### Objective:
An exact copy of every record is needed.

+++++

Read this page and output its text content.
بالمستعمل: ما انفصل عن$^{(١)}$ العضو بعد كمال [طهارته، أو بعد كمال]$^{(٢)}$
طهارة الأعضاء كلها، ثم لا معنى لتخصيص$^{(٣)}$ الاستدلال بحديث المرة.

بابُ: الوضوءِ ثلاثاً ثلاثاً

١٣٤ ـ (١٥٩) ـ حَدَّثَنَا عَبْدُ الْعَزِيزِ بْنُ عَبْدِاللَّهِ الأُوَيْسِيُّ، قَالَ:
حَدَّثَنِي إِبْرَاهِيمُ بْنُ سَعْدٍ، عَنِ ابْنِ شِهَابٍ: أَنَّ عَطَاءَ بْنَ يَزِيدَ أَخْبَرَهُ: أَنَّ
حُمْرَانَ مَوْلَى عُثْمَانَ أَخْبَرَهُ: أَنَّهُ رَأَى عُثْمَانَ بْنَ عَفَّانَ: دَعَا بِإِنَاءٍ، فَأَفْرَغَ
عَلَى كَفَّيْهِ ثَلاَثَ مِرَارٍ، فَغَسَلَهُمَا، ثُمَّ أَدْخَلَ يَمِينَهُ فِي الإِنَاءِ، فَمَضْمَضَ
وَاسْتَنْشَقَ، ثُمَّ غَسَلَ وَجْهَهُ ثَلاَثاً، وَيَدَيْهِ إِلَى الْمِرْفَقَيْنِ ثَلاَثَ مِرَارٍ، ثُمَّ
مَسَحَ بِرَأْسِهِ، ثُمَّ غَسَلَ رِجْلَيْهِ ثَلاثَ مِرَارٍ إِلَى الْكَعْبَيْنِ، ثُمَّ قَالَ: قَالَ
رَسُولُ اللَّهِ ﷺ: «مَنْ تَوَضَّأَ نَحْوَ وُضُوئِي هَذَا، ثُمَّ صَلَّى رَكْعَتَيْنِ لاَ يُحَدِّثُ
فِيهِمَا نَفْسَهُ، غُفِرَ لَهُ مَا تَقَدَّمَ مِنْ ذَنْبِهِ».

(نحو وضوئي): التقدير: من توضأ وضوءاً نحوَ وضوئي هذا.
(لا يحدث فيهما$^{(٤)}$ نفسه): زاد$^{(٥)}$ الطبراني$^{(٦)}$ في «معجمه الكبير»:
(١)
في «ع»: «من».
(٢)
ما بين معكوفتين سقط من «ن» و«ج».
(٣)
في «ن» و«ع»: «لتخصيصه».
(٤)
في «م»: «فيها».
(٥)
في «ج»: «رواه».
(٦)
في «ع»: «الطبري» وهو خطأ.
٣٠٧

+++++

### Output:
Read this page and output its text content.
بالمستعمل: ما انفصل عن$^{(١)}$ العضو بعد كمال [طهارته، أو بعد كمال]$^{(٢)}$
طهارة الأعضاء كلها، ثم لا معنى لتخصيص$^{(٣)}$ الاستدلال بحديث المرة.

بابُ: الوضوءِ ثلاثاً ثلاثاً

١٣٤ ـ (١٥٩) ـ حَدَّثَنَا عَبْدُ الْعَزِيزِ بْنُ عَبْدِاللَّهِ الأُوَيْسِيُّ، قَالَ:
حَدَّثَنِي إِبْرَاهِيمُ بْنُ سَعْدٍ، عَنِ ابْنِ شِهَابٍ: أَنَّ عَطَاءَ بْنَ يَزِيدَ أَخْبَرَهُ: أَنَّ
حُمْرَانَ مَوْلَى عُثْمَانَ أَخْبَرَهُ: أَنَّهُ رَأَى عُثْمَانَ بْنَ عَفَّانَ: دَعَا بِإِنَاءٍ، فَأَفْرَغَ
عَلَى كَفَّيْهِ ثَلاَثَ مِرَارٍ، فَغَسَلَهُمَا، ثُمَّ أَدْخَلَ يَمِينَهُ فِي الإِنَاءِ، فَمَضْمَضَ
وَاسْتَنْشَقَ، ثُمَّ غَسَلَ وَجْهَهُ ثَلاَثاً، وَيَدَيْهِ إِلَى الْمِرْفَقَيْنِ ثَلاَثَ مِرَارٍ، ثُمَّ
مَسَحَ بِرَأْسِهِ، ثُمَّ غَسَلَ رِجْلَيْهِ ثَلاثَ مِرَارٍ إِلَى الْكَعْبَيْنِ، ثُمَّ قَالَ: قَالَ
رَسُولُ اللَّهِ ﷺ: «مَنْ تَوَضَّأَ نَحْوَ وُضُوئِي هَذَا، ثُمَّ صَلَّى رَكْعَتَيْنِ لاَ يُحَدِّثُ
فِيهِمَا نَفْسَهُ، غُفِرَ لَهُ مَا تَقَدَّمَ مِنْ ذَنْبِهِ».

(نحو وضوئي): التقدير: من توضأ وضوءاً نحوَ وضوئي هذا.
(لا يحدث فيهما$^{(٤)}$ نفسه): زاد$^{(٥)}$ الطبراني$^{(٦)}$ في «معجمه الكبير»:
(١)
في «ع»: «من».
(٢)
ما بين معكوفتين سقط من «ن» و«ج».
(٣)
في «ن» و«ع»: «لتخصيصه».
(٤)
في «م»: «فيها».
(٥)
في «ج»: «رواه».
(٦)
في «ع»: «الطبري» وهو خطأ.
٣٠٧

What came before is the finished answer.